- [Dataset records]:
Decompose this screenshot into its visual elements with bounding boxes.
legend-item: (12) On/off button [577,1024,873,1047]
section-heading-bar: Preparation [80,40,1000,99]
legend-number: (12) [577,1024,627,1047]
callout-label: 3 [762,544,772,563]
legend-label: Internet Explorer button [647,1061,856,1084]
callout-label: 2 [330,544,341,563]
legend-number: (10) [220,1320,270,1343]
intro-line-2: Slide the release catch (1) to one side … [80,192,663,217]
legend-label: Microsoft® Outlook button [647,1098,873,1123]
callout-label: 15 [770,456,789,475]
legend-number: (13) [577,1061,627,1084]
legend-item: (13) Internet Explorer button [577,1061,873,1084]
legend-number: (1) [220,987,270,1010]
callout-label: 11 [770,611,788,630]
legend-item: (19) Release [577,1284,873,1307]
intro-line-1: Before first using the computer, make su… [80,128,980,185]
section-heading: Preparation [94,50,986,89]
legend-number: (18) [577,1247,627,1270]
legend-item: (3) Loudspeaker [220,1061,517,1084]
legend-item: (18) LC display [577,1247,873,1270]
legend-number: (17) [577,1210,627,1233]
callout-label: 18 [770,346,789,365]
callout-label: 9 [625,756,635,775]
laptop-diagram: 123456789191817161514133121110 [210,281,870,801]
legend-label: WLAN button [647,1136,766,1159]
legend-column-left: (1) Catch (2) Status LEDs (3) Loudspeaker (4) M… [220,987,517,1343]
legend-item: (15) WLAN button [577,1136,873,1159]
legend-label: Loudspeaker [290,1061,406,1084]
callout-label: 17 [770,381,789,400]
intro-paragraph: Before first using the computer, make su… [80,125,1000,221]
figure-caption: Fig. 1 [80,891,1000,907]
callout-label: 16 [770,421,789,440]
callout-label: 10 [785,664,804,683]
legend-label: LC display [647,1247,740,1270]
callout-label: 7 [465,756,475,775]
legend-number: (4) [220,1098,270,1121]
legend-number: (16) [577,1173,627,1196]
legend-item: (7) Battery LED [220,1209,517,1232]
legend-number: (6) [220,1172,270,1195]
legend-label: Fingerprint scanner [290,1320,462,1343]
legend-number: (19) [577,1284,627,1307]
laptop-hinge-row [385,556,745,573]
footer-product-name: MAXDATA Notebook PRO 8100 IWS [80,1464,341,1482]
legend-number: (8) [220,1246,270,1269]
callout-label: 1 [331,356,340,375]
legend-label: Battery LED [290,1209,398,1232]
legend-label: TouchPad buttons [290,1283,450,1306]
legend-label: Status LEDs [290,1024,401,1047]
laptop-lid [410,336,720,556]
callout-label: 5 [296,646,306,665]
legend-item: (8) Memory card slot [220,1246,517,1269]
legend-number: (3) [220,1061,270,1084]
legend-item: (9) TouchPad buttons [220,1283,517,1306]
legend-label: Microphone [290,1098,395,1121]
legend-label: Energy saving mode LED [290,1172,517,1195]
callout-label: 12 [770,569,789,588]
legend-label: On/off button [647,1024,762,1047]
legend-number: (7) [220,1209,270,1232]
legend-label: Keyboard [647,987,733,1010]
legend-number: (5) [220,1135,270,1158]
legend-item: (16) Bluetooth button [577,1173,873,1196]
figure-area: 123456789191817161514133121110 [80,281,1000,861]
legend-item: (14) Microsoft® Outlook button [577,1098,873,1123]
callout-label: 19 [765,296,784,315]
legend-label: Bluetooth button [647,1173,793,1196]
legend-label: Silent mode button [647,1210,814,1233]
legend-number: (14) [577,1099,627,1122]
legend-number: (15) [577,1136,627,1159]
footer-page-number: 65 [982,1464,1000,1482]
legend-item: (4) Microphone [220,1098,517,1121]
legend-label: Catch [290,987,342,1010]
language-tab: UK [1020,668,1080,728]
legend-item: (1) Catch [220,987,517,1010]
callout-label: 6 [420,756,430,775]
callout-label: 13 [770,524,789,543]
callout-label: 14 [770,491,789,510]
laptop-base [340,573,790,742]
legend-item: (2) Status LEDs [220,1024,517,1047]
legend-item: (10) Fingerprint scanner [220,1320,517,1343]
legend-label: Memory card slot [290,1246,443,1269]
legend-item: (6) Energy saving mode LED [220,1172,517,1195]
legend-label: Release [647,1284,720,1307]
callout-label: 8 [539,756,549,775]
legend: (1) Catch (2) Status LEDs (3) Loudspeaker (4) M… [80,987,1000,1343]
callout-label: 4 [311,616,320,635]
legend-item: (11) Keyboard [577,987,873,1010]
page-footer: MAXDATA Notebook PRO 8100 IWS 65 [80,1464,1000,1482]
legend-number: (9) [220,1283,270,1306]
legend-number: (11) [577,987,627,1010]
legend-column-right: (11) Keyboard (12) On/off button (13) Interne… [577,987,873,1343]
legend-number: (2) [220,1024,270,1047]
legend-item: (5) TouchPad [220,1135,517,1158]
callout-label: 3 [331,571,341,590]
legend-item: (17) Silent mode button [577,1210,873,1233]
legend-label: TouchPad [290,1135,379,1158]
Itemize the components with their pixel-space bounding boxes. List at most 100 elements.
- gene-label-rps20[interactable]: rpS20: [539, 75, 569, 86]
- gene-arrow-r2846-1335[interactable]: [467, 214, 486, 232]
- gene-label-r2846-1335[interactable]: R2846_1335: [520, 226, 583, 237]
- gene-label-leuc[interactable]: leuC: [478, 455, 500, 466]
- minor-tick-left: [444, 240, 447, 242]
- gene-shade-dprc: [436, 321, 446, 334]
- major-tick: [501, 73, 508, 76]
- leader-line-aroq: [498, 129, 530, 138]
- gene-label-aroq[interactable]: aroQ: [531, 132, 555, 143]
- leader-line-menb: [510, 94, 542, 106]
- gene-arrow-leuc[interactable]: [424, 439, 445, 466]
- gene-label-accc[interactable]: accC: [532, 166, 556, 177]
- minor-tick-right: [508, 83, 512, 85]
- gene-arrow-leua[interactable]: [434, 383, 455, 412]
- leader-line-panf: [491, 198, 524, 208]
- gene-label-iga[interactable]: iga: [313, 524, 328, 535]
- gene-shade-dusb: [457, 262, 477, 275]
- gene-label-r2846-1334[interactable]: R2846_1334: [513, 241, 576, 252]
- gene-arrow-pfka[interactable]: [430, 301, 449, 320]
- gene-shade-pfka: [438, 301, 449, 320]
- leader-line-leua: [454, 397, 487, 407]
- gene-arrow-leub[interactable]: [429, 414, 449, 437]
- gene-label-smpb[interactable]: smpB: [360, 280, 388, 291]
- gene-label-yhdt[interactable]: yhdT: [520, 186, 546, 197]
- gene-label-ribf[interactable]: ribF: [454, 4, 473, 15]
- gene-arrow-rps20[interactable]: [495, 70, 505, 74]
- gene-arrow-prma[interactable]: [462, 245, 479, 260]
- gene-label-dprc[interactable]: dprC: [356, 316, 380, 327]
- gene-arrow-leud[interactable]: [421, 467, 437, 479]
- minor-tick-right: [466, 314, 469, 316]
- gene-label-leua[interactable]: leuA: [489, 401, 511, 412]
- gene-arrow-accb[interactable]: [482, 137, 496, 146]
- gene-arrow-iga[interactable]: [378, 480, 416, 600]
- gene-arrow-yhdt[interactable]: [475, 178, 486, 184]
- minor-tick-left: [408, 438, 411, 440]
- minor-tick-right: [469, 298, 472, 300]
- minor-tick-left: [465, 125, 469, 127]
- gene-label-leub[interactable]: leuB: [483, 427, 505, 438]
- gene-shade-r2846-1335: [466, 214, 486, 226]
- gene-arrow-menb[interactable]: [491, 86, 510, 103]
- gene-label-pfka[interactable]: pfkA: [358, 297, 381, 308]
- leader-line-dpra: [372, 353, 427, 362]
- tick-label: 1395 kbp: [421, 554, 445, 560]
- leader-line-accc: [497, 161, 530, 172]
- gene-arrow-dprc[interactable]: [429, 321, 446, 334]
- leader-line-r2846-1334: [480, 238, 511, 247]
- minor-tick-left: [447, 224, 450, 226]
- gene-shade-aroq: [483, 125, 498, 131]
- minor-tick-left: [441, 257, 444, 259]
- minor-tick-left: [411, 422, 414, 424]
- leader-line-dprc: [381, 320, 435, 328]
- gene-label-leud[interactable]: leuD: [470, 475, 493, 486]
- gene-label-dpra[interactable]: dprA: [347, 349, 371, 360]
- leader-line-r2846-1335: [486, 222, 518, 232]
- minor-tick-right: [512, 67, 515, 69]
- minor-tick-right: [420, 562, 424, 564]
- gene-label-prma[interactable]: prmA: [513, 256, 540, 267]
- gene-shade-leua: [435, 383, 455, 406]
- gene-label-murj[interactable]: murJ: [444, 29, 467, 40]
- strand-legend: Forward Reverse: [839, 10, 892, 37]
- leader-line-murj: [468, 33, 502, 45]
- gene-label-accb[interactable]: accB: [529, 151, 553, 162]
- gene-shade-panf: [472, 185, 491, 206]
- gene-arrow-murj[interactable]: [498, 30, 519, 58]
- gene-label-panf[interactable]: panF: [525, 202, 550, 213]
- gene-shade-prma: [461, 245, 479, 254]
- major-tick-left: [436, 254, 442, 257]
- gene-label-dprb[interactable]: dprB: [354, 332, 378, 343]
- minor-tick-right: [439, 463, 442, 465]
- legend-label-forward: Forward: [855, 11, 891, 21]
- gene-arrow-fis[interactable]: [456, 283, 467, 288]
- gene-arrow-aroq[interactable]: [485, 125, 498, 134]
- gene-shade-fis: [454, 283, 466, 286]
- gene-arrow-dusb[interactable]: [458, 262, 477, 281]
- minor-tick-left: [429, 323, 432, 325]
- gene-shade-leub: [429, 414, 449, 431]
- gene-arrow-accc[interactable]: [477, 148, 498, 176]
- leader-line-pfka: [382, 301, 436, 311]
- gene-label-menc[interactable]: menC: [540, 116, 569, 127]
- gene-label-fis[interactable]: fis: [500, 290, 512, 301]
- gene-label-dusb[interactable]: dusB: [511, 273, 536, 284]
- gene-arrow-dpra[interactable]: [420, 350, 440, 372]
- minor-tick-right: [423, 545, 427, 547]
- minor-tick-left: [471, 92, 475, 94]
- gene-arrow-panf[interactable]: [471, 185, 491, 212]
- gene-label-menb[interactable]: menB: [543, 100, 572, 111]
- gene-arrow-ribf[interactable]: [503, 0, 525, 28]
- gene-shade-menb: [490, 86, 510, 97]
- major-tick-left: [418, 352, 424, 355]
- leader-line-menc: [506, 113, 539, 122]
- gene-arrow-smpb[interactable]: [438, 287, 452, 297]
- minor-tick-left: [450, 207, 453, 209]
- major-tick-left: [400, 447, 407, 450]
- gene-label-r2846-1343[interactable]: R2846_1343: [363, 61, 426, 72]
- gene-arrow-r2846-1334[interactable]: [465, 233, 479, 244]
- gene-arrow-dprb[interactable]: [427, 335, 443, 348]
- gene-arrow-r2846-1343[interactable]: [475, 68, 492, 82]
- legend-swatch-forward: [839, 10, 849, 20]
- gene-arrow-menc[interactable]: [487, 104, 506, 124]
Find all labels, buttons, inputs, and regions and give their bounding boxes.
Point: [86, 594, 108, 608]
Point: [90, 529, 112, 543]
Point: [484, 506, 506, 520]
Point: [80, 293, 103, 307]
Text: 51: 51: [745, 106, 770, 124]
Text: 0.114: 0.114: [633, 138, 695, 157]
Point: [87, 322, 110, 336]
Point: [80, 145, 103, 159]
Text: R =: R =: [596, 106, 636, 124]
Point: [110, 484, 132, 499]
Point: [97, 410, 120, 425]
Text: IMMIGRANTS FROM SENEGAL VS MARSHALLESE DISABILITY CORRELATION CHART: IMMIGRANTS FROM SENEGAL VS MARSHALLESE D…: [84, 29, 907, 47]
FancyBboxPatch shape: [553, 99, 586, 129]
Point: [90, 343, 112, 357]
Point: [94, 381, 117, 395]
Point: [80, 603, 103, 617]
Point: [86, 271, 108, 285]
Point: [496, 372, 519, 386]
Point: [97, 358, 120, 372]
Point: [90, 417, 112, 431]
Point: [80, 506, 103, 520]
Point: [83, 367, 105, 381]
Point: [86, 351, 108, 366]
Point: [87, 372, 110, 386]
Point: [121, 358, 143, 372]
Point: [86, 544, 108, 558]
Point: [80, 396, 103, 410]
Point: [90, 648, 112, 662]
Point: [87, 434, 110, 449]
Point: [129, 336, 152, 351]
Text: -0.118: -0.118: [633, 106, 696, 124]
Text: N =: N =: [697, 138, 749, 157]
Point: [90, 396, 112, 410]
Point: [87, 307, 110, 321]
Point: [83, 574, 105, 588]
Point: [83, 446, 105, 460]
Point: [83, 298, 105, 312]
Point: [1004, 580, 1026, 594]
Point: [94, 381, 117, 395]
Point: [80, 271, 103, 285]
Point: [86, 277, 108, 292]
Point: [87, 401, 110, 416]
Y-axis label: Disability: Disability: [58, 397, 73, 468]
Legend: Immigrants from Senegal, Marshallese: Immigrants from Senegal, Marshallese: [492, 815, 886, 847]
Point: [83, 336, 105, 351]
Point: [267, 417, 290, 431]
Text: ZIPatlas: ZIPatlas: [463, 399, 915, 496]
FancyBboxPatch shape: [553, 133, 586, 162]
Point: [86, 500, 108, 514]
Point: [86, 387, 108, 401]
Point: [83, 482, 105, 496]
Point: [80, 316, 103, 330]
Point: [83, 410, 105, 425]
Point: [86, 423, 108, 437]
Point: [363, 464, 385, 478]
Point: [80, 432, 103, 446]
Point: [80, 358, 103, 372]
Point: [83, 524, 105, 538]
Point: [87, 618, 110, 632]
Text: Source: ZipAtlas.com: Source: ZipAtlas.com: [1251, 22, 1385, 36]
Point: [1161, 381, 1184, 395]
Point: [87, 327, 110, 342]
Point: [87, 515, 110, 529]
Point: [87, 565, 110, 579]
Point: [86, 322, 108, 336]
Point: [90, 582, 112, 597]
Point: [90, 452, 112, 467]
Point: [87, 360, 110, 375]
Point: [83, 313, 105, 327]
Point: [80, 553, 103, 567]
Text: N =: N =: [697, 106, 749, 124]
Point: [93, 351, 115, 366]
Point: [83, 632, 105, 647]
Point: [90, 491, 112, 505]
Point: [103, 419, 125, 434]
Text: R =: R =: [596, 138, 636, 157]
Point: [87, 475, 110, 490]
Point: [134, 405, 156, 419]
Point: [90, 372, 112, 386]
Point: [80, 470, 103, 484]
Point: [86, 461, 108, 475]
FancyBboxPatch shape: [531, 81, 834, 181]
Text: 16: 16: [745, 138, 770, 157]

- [Task requirements]:
Please copy the material unchanged, from its first line through the line with "callout-label: 7 [465,756,475,775]".

- [Finished task]:
Decompose this screenshot into its visual elements with bounding boxes.
legend-item: (12) On/off button [577,1024,873,1047]
section-heading-bar: Preparation [80,40,1000,99]
legend-number: (12) [577,1024,627,1047]
callout-label: 3 [762,544,772,563]
legend-label: Internet Explorer button [647,1061,856,1084]
callout-label: 2 [330,544,341,563]
legend-number: (10) [220,1320,270,1343]
intro-line-2: Slide the release catch (1) to one side … [80,192,663,217]
legend-label: Microsoft® Outlook button [647,1098,873,1123]
callout-label: 15 [770,456,789,475]
legend-number: (13) [577,1061,627,1084]
legend-item: (13) Internet Explorer button [577,1061,873,1084]
legend-number: (1) [220,987,270,1010]
callout-label: 11 [770,611,788,630]
legend-item: (19) Release [577,1284,873,1307]
intro-line-1: Before first using the computer, make su… [80,128,980,185]
section-heading: Preparation [94,50,986,89]
legend-number: (18) [577,1247,627,1270]
legend-item: (3) Loudspeaker [220,1061,517,1084]
legend-item: (18) LC display [577,1247,873,1270]
legend-number: (17) [577,1210,627,1233]
callout-label: 18 [770,346,789,365]
callout-label: 9 [625,756,635,775]
laptop-diagram: 123456789191817161514133121110 [210,281,870,801]
legend-label: WLAN button [647,1136,766,1159]
legend-column-left: (1) Catch (2) Status LEDs (3) Loudspeaker (4) M… [220,987,517,1343]
legend-item: (15) WLAN button [577,1136,873,1159]
legend-label: Loudspeaker [290,1061,406,1084]
callout-label: 17 [770,381,789,400]
intro-paragraph: Before first using the computer, make su… [80,125,1000,221]
figure-caption: Fig. 1 [80,891,1000,907]
callout-label: 16 [770,421,789,440]
callout-label: 10 [785,664,804,683]
legend-label: LC display [647,1247,740,1270]
callout-label: 7 [465,756,475,775]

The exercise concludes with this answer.